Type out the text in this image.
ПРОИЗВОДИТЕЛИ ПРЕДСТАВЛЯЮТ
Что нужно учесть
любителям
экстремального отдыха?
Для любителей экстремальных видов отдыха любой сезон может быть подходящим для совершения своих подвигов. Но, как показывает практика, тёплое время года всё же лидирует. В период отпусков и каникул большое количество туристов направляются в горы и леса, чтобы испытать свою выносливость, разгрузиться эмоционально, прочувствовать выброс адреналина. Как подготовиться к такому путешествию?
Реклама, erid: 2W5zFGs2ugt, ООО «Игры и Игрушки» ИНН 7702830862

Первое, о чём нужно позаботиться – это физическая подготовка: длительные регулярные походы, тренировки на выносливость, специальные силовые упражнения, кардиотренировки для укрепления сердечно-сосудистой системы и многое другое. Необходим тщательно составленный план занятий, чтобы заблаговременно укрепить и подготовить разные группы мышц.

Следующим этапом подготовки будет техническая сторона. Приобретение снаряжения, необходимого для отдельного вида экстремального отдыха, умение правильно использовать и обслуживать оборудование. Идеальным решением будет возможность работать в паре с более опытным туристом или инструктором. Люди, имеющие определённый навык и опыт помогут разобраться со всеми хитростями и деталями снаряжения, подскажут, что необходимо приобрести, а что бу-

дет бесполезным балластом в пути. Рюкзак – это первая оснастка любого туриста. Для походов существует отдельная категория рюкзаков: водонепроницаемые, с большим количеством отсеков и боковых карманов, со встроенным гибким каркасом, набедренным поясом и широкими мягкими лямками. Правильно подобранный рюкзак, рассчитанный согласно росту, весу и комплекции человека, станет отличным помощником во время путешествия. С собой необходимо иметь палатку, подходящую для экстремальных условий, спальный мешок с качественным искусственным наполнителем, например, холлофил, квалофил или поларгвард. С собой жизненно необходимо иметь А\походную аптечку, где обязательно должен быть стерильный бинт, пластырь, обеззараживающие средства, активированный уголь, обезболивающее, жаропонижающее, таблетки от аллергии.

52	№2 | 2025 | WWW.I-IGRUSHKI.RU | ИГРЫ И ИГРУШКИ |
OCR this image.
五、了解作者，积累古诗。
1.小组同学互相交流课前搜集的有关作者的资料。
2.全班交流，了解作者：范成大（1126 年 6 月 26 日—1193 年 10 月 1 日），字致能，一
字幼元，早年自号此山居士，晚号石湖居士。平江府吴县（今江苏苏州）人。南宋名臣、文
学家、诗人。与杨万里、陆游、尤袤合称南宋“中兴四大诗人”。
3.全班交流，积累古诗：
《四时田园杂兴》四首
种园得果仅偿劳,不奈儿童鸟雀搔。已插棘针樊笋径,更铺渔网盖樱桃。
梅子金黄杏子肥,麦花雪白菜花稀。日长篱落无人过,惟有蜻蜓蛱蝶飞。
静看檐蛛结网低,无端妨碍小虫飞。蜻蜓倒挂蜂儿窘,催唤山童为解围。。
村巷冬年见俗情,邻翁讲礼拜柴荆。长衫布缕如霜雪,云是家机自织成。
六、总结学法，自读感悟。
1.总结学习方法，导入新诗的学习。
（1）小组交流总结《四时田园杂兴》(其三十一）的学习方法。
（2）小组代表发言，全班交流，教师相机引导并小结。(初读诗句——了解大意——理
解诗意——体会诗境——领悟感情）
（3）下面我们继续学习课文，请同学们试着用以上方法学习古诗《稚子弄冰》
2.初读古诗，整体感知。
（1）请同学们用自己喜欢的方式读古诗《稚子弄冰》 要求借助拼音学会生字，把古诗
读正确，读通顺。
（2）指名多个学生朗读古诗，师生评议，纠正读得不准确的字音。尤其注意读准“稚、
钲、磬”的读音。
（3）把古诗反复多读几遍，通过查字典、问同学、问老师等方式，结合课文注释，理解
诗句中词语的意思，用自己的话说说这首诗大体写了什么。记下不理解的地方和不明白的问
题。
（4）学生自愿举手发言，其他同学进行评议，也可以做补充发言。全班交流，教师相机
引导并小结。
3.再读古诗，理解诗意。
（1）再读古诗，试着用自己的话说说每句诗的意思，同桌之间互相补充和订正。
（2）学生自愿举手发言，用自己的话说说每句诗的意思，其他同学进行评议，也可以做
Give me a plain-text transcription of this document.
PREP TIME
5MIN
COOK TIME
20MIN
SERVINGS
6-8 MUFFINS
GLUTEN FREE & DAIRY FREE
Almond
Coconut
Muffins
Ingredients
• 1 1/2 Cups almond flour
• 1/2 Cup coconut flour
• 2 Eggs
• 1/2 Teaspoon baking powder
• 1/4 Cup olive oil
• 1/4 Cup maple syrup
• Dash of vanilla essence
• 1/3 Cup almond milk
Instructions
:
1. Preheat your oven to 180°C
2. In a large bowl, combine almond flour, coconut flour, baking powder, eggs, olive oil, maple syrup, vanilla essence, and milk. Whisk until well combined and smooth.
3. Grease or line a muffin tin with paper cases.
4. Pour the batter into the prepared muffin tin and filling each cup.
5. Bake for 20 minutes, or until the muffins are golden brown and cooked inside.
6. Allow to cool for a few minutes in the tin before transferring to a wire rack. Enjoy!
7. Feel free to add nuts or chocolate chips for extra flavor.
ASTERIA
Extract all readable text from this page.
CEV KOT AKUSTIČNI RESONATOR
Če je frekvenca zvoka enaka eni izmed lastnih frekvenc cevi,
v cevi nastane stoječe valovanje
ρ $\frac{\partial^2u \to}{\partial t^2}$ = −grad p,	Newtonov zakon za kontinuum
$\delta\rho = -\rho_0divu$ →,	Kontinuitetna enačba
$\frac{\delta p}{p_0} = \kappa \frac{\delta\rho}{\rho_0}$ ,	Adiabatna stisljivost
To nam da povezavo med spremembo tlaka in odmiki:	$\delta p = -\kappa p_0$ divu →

######

▶ _Short exercise_
Produce an exact copy of all the records.

▶ _Solution to this task_
Type out the text in this image.
ПРОИЗВОДИТЕЛИ ПРЕДСТАВЛЯЮТ
Что нужно учесть
любителям
экстремального отдыха?
Для любителей экстремальных видов отдыха любой сезон может быть подходящим для совершения своих подвигов. Но, как показывает практика, тёплое время года всё же лидирует. В период отпусков и каникул большое количество туристов направляются в горы и леса, чтобы испытать свою выносливость, разгрузиться эмоционально, прочувствовать выброс адреналина. Как подготовиться к такому путешествию?
Реклама, erid: 2W5zFGs2ugt, ООО «Игры и Игрушки» ИНН 7702830862

Первое, о чём нужно позаботиться – это физическая подготовка: длительные регулярные походы, тренировки на выносливость, специальные силовые упражнения, кардиотренировки для укрепления сердечно-сосудистой системы и многое другое. Необходим тщательно составленный план занятий, чтобы заблаговременно укрепить и подготовить разные группы мышц.

Следующим этапом подготовки будет техническая сторона. Приобретение снаряжения, необходимого для отдельного вида экстремального отдыха, умение правильно использовать и обслуживать оборудование. Идеальным решением будет возможность работать в паре с более опытным туристом или инструктором. Люди, имеющие определённый навык и опыт помогут разобраться со всеми хитростями и деталями снаряжения, подскажут, что необходимо приобрести, а что бу-

дет бесполезным балластом в пути. Рюкзак – это первая оснастка любого туриста. Для походов существует отдельная категория рюкзаков: водонепроницаемые, с большим количеством отсеков и боковых карманов, со встроенным гибким каркасом, набедренным поясом и широкими мягкими лямками. Правильно подобранный рюкзак, рассчитанный согласно росту, весу и комплекции человека, станет отличным помощником во время путешествия. С собой необходимо иметь палатку, подходящую для экстремальных условий, спальный мешок с качественным искусственным наполнителем, например, холлофил, квалофил или поларгвард. С собой жизненно необходимо иметь А\походную аптечку, где обязательно должен быть стерильный бинт, пластырь, обеззараживающие средства, активированный уголь, обезболивающее, жаропонижающее, таблетки от аллергии.

52	№2 | 2025 | WWW.I-IGRUSHKI.RU | ИГРЫ И ИГРУШКИ |
OCR this image.
五、了解作者，积累古诗。
1.小组同学互相交流课前搜集的有关作者的资料。
2.全班交流，了解作者：范成大（1126 年 6 月 26 日—1193 年 10 月 1 日），字致能，一
字幼元，早年自号此山居士，晚号石湖居士。平江府吴县（今江苏苏州）人。南宋名臣、文
学家、诗人。与杨万里、陆游、尤袤合称南宋“中兴四大诗人”。
3.全班交流，积累古诗：
《四时田园杂兴》四首
种园得果仅偿劳,不奈儿童鸟雀搔。已插棘针樊笋径,更铺渔网盖樱桃。
梅子金黄杏子肥,麦花雪白菜花稀。日长篱落无人过,惟有蜻蜓蛱蝶飞。
静看檐蛛结网低,无端妨碍小虫飞。蜻蜓倒挂蜂儿窘,催唤山童为解围。。
村巷冬年见俗情,邻翁讲礼拜柴荆。长衫布缕如霜雪,云是家机自织成。
六、总结学法，自读感悟。
1.总结学习方法，导入新诗的学习。
（1）小组交流总结《四时田园杂兴》(其三十一）的学习方法。
（2）小组代表发言，全班交流，教师相机引导并小结。(初读诗句——了解大意——理
解诗意——体会诗境——领悟感情）
（3）下面我们继续学习课文，请同学们试着用以上方法学习古诗《稚子弄冰》
2.初读古诗，整体感知。
（1）请同学们用自己喜欢的方式读古诗《稚子弄冰》 要求借助拼音学会生字，把古诗
读正确，读通顺。
（2）指名多个学生朗读古诗，师生评议，纠正读得不准确的字音。尤其注意读准“稚、
钲、磬”的读音。
（3）把古诗反复多读几遍，通过查字典、问同学、问老师等方式，结合课文注释，理解
诗句中词语的意思，用自己的话说说这首诗大体写了什么。记下不理解的地方和不明白的问
题。
（4）学生自愿举手发言，其他同学进行评议，也可以做补充发言。全班交流，教师相机
引导并小结。
3.再读古诗，理解诗意。
（1）再读古诗，试着用自己的话说说每句诗的意思，同桌之间互相补充和订正。
（2）学生自愿举手发言，用自己的话说说每句诗的意思，其他同学进行评议，也可以做
Give me a plain-text transcription of this document.
PREP TIME
5MIN
COOK TIME
20MIN
SERVINGS
6-8 MUFFINS
GLUTEN FREE & DAIRY FREE
Almond
Coconut
Muffins
Ingredients
• 1 1/2 Cups almond flour
• 1/2 Cup coconut flour
• 2 Eggs
• 1/2 Teaspoon baking powder
• 1/4 Cup olive oil
• 1/4 Cup maple syrup
• Dash of vanilla essence
• 1/3 Cup almond milk
Instructions
:
1. Preheat your oven to 180°C
2. In a large bowl, combine almond flour, coconut flour, baking powder, eggs, olive oil, maple syrup, vanilla essence, and milk. Whisk until well combined and smooth.
3. Grease or line a muffin tin with paper cases.
4. Pour the batter into the prepared muffin tin and filling each cup.
5. Bake for 20 minutes, or until the muffins are golden brown and cooked inside.
6. Allow to cool for a few minutes in the tin before transferring to a wire rack. Enjoy!
7. Feel free to add nuts or chocolate chips for extra flavor.
ASTERIA
Extract all readable text from this page.
CEV KOT AKUSTIČNI RESONATOR
Če je frekvenca zvoka enaka eni izmed lastnih frekvenc cevi,
v cevi nastane stoječe valovanje
ρ $\frac{\partial^2u \to}{\partial t^2}$ = −grad p,	Newtonov zakon za kontinuum
$\delta\rho = -\rho_0divu$ →,	Kontinuitetna enačba
$\frac{\delta p}{p_0} = \kappa \frac{\delta\rho}{\rho_0}$ ,	Adiabatna stisljivost
To nam da povezavo med spremembo tlaka in odmiki:	$\delta p = -\kappa p_0$ divu →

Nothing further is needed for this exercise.